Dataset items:
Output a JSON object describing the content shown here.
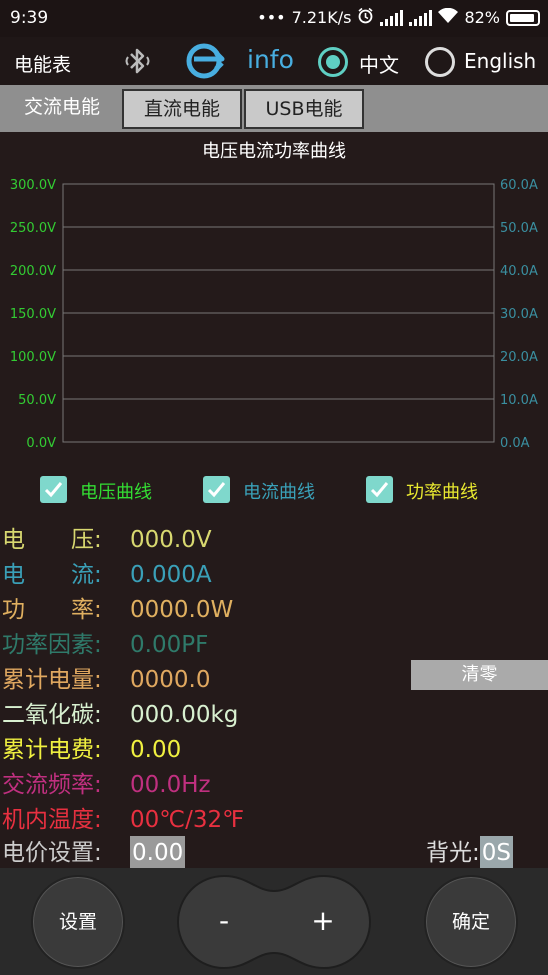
{
  "status_bar": {
    "time": "9:39",
    "dots": "•••",
    "speed": "7.21K/s",
    "battery": "82%"
  },
  "top_bar": {
    "title": "电能表",
    "info": "info",
    "lang_chinese": "中文",
    "lang_english": "English",
    "selected_lang": "中文"
  },
  "tabs": [
    {
      "label": "交流电能",
      "active": true
    },
    {
      "label": "直流电能",
      "active": false
    },
    {
      "label": "USB电能",
      "active": false
    }
  ],
  "chart_data": {
    "type": "line",
    "title": "电压电流功率曲线",
    "y_left_ticks": [
      "300.0V",
      "250.0V",
      "200.0V",
      "150.0V",
      "100.0V",
      "50.0V",
      "0.0V"
    ],
    "y_right_ticks": [
      "60.0A",
      "50.0A",
      "40.0A",
      "30.0A",
      "20.0A",
      "10.0A",
      "0.0A"
    ],
    "ylim_left": [
      0,
      300
    ],
    "ylim_right": [
      0,
      60
    ],
    "grid": true,
    "series": []
  },
  "checkboxes": [
    {
      "label": "电压曲线",
      "checked": true,
      "color": "#33dd33"
    },
    {
      "label": "电流曲线",
      "checked": true,
      "color": "#3aa0b8"
    },
    {
      "label": "功率曲线",
      "checked": true,
      "color": "#e8e830"
    }
  ],
  "readings": {
    "voltage": {
      "label": "电　　压:",
      "value": "000.0V",
      "color": "#d8d870"
    },
    "current": {
      "label": "电　　流:",
      "value": "0.000A",
      "color": "#3aa0b8"
    },
    "power": {
      "label": "功　　率:",
      "value": "0000.0W",
      "color": "#e0b060"
    },
    "power_factor": {
      "label": "功率因素:",
      "value": "0.00PF",
      "color": "#2f7a6a"
    },
    "energy": {
      "label": "累计电量:",
      "value": "0000.0",
      "color": "#e0a860"
    },
    "co2": {
      "label": "二氧化碳:",
      "value": "000.00kg",
      "color": "#d8f0d0"
    },
    "cost": {
      "label": "累计电费:",
      "value": "0.00",
      "color": "#f0f040"
    },
    "frequency": {
      "label": "交流频率:",
      "value": "00.0Hz",
      "color": "#c03080"
    },
    "temperature": {
      "label": "机内温度:",
      "value": "00℃/32℉",
      "color": "#e83040"
    },
    "price": {
      "label": "电价设置:",
      "value": "0.00",
      "color": "#cccccc"
    }
  },
  "clear_button": "清零",
  "backlight": {
    "label": "背光:",
    "value": "0S"
  },
  "bottom": {
    "settings": "设置",
    "minus": "-",
    "plus": "+",
    "confirm": "确定"
  }
}
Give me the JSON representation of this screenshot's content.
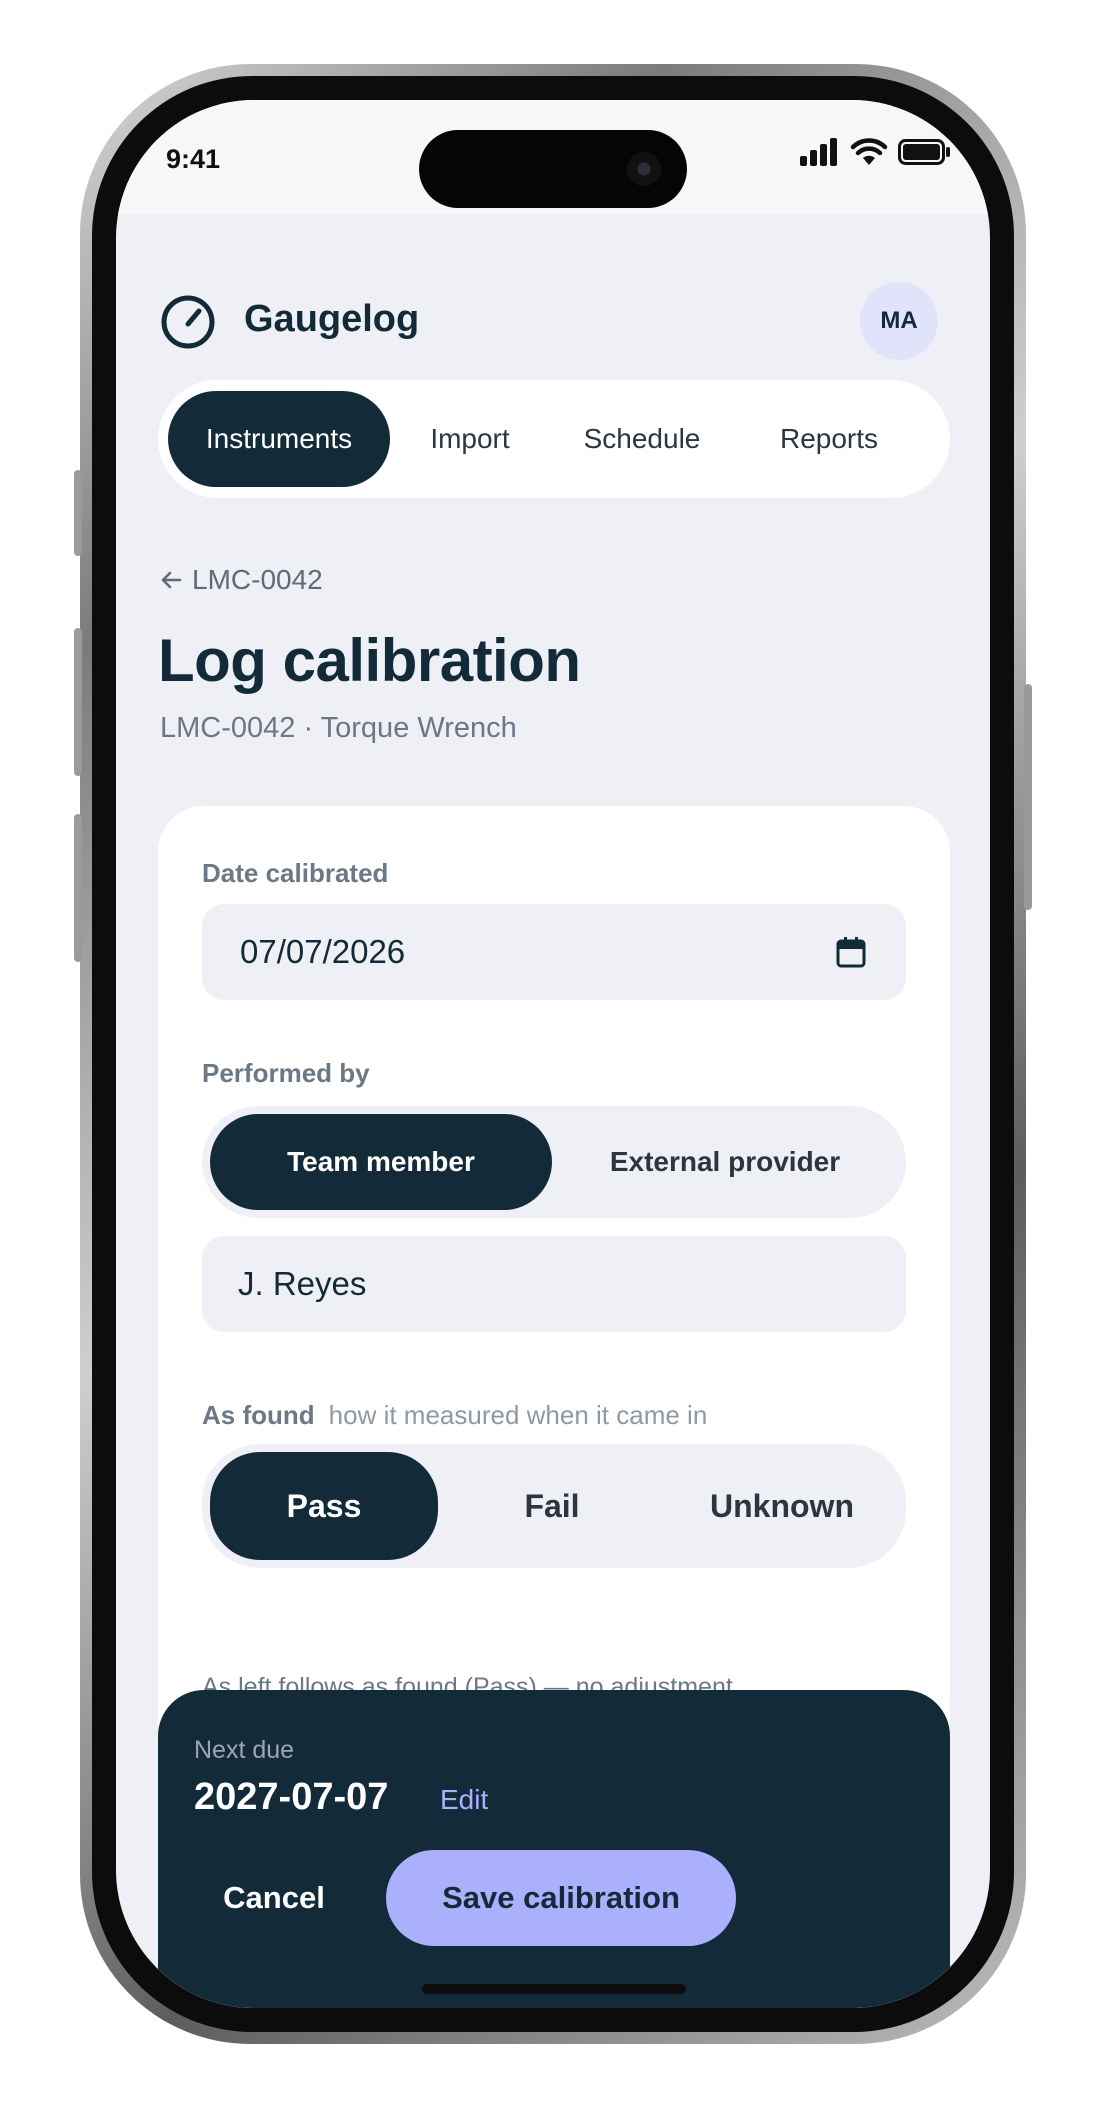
{
  "status_bar": {
    "time": "9:41"
  },
  "app": {
    "name": "Gaugelog",
    "avatar_initials": "MA"
  },
  "nav": {
    "tabs": [
      {
        "label": "Instruments",
        "active": true
      },
      {
        "label": "Import",
        "active": false
      },
      {
        "label": "Schedule",
        "active": false
      },
      {
        "label": "Reports",
        "active": false
      }
    ]
  },
  "page": {
    "back_label": "LMC-0042",
    "title": "Log calibration",
    "subtitle": "LMC-0042 · Torque Wrench"
  },
  "form": {
    "date": {
      "label": "Date calibrated",
      "value": "07/07/2026"
    },
    "performed_by": {
      "label": "Performed by",
      "options": [
        "Team member",
        "External provider"
      ],
      "selected": "Team member",
      "name_value": "J. Reyes"
    },
    "as_found": {
      "label": "As found",
      "hint": "how it measured when it came in",
      "options": [
        "Pass",
        "Fail",
        "Unknown"
      ],
      "selected": "Pass"
    },
    "note": "As left follows as found (Pass) — no adjustment recorded."
  },
  "footer": {
    "next_due_label": "Next due",
    "next_due_value": "2027-07-07",
    "edit_label": "Edit",
    "cancel_label": "Cancel",
    "save_label": "Save calibration"
  },
  "colors": {
    "primary": "#132b38",
    "accent": "#aab0fb",
    "background": "#eef0f6"
  }
}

### EXERCISE PROMPT
Retype every entry verbatim and exclude the pictures from the copy.

### THE COMPLETED TASK
Output a JSON object describing the content shown here.
{
  "status_bar": {
    "time": "9:39",
    "dots": "•••",
    "speed": "7.21K/s",
    "battery": "82%"
  },
  "top_bar": {
    "title": "电能表",
    "info": "info",
    "lang_chinese": "中文",
    "lang_english": "English",
    "selected_lang": "中文"
  },
  "tabs": [
    {
      "label": "交流电能",
      "active": true
    },
    {
      "label": "直流电能",
      "active": false
    },
    {
      "label": "USB电能",
      "active": false
    }
  ],
  "chart_data": {
    "type": "line",
    "title": "电压电流功率曲线",
    "y_left_ticks": [
      "300.0V",
      "250.0V",
      "200.0V",
      "150.0V",
      "100.0V",
      "50.0V",
      "0.0V"
    ],
    "y_right_ticks": [
      "60.0A",
      "50.0A",
      "40.0A",
      "30.0A",
      "20.0A",
      "10.0A",
      "0.0A"
    ],
    "ylim_left": [
      0,
      300
    ],
    "ylim_right": [
      0,
      60
    ],
    "grid": true,
    "series": []
  },
  "checkboxes": [
    {
      "label": "电压曲线",
      "checked": true,
      "color": "#33dd33"
    },
    {
      "label": "电流曲线",
      "checked": true,
      "color": "#3aa0b8"
    },
    {
      "label": "功率曲线",
      "checked": true,
      "color": "#e8e830"
    }
  ],
  "readings": {
    "voltage": {
      "label": "电　　压:",
      "value": "000.0V",
      "color": "#d8d870"
    },
    "current": {
      "label": "电　　流:",
      "value": "0.000A",
      "color": "#3aa0b8"
    },
    "power": {
      "label": "功　　率:",
      "value": "0000.0W",
      "color": "#e0b060"
    },
    "power_factor": {
      "label": "功率因素:",
      "value": "0.00PF",
      "color": "#2f7a6a"
    },
    "energy": {
      "label": "累计电量:",
      "value": "0000.0",
      "color": "#e0a860"
    },
    "co2": {
      "label": "二氧化碳:",
      "value": "000.00kg",
      "color": "#d8f0d0"
    },
    "cost": {
      "label": "累计电费:",
      "value": "0.00",
      "color": "#f0f040"
    },
    "frequency": {
      "label": "交流频率:",
      "value": "00.0Hz",
      "color": "#c03080"
    },
    "temperature": {
      "label": "机内温度:",
      "value": "00℃/32℉",
      "color": "#e83040"
    },
    "price": {
      "label": "电价设置:",
      "value": "0.00",
      "color": "#cccccc"
    }
  },
  "clear_button": "清零",
  "backlight": {
    "label": "背光:",
    "value": "0S"
  },
  "bottom": {
    "settings": "设置",
    "minus": "-",
    "plus": "+",
    "confirm": "确定"
  }
}
Give me the JSON representation of this screenshot's content.
{
  "status_bar": {
    "time": "9:41"
  },
  "app": {
    "name": "Gaugelog",
    "avatar_initials": "MA"
  },
  "nav": {
    "tabs": [
      {
        "label": "Instruments",
        "active": true
      },
      {
        "label": "Import",
        "active": false
      },
      {
        "label": "Schedule",
        "active": false
      },
      {
        "label": "Reports",
        "active": false
      }
    ]
  },
  "page": {
    "back_label": "LMC-0042",
    "title": "Log calibration",
    "subtitle": "LMC-0042 · Torque Wrench"
  },
  "form": {
    "date": {
      "label": "Date calibrated",
      "value": "07/07/2026"
    },
    "performed_by": {
      "label": "Performed by",
      "options": [
        "Team member",
        "External provider"
      ],
      "selected": "Team member",
      "name_value": "J. Reyes"
    },
    "as_found": {
      "label": "As found",
      "hint": "how it measured when it came in",
      "options": [
        "Pass",
        "Fail",
        "Unknown"
      ],
      "selected": "Pass"
    },
    "note": "As left follows as found (Pass) — no adjustment recorded."
  },
  "footer": {
    "next_due_label": "Next due",
    "next_due_value": "2027-07-07",
    "edit_label": "Edit",
    "cancel_label": "Cancel",
    "save_label": "Save calibration"
  },
  "colors": {
    "primary": "#132b38",
    "accent": "#aab0fb",
    "background": "#eef0f6"
  }
}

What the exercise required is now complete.